### Exercise
Pictures should not appear in the copy; the records themselves must be written out exactly.

### Supplied data
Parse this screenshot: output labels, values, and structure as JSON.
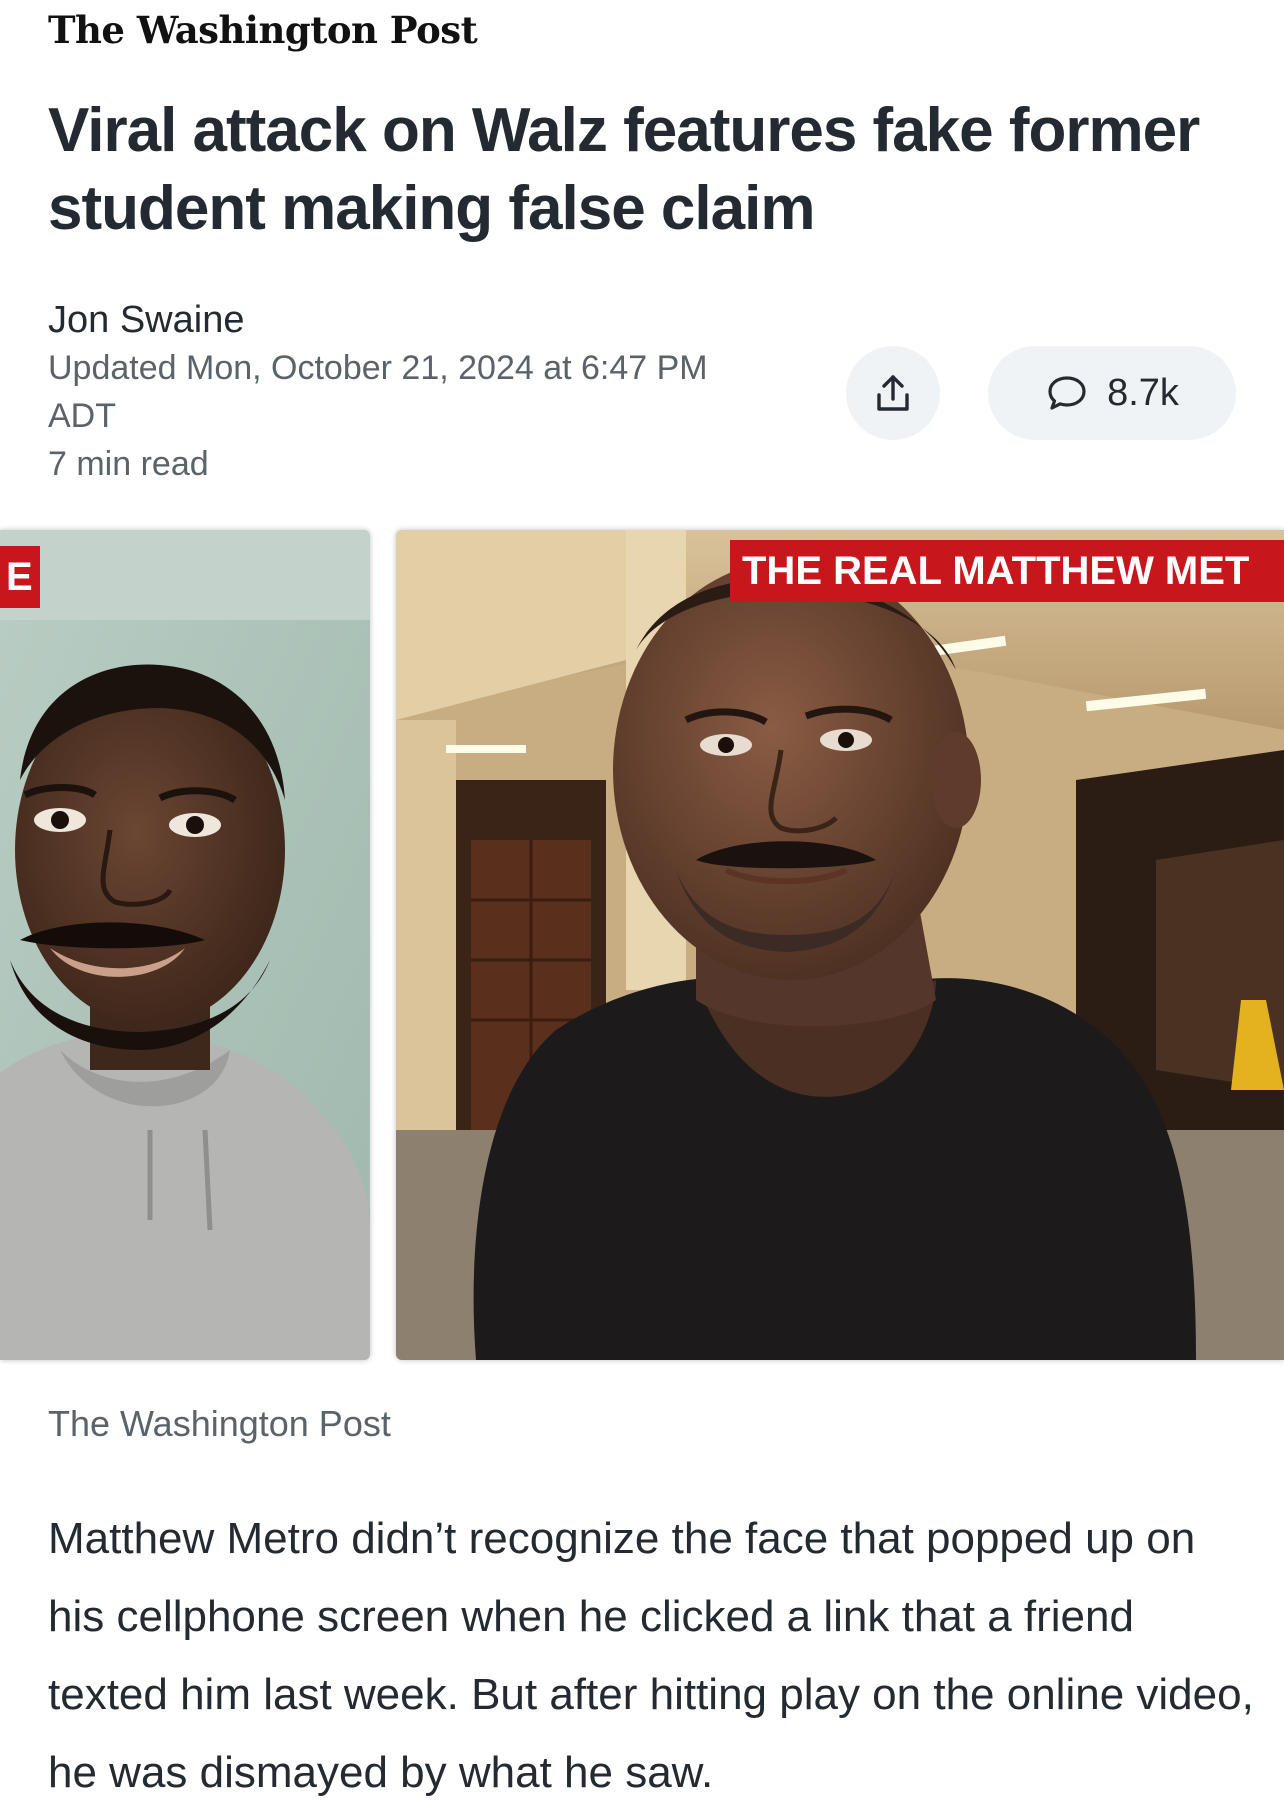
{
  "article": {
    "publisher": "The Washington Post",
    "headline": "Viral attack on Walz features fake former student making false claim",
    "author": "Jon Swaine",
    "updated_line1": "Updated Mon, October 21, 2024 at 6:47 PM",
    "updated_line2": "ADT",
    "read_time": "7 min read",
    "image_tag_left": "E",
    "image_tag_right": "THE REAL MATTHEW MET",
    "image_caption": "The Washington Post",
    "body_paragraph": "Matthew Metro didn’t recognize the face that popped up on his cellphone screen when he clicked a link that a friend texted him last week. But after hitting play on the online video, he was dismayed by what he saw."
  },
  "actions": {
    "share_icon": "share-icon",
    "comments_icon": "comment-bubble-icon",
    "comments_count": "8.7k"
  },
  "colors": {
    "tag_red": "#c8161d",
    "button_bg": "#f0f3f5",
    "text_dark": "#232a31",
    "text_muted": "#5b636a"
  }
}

### Result
Parse this screenshot: output labels, values, and structure as JSON.
{
  "article": {
    "publisher": "The Washington Post",
    "headline": "Viral attack on Walz features fake former student making false claim",
    "author": "Jon Swaine",
    "updated_line1": "Updated Mon, October 21, 2024 at 6:47 PM",
    "updated_line2": "ADT",
    "read_time": "7 min read",
    "image_tag_left": "E",
    "image_tag_right": "THE REAL MATTHEW MET",
    "image_caption": "The Washington Post",
    "body_paragraph": "Matthew Metro didn’t recognize the face that popped up on his cellphone screen when he clicked a link that a friend texted him last week. But after hitting play on the online video, he was dismayed by what he saw."
  },
  "actions": {
    "share_icon": "share-icon",
    "comments_icon": "comment-bubble-icon",
    "comments_count": "8.7k"
  },
  "colors": {
    "tag_red": "#c8161d",
    "button_bg": "#f0f3f5",
    "text_dark": "#232a31",
    "text_muted": "#5b636a"
  }
}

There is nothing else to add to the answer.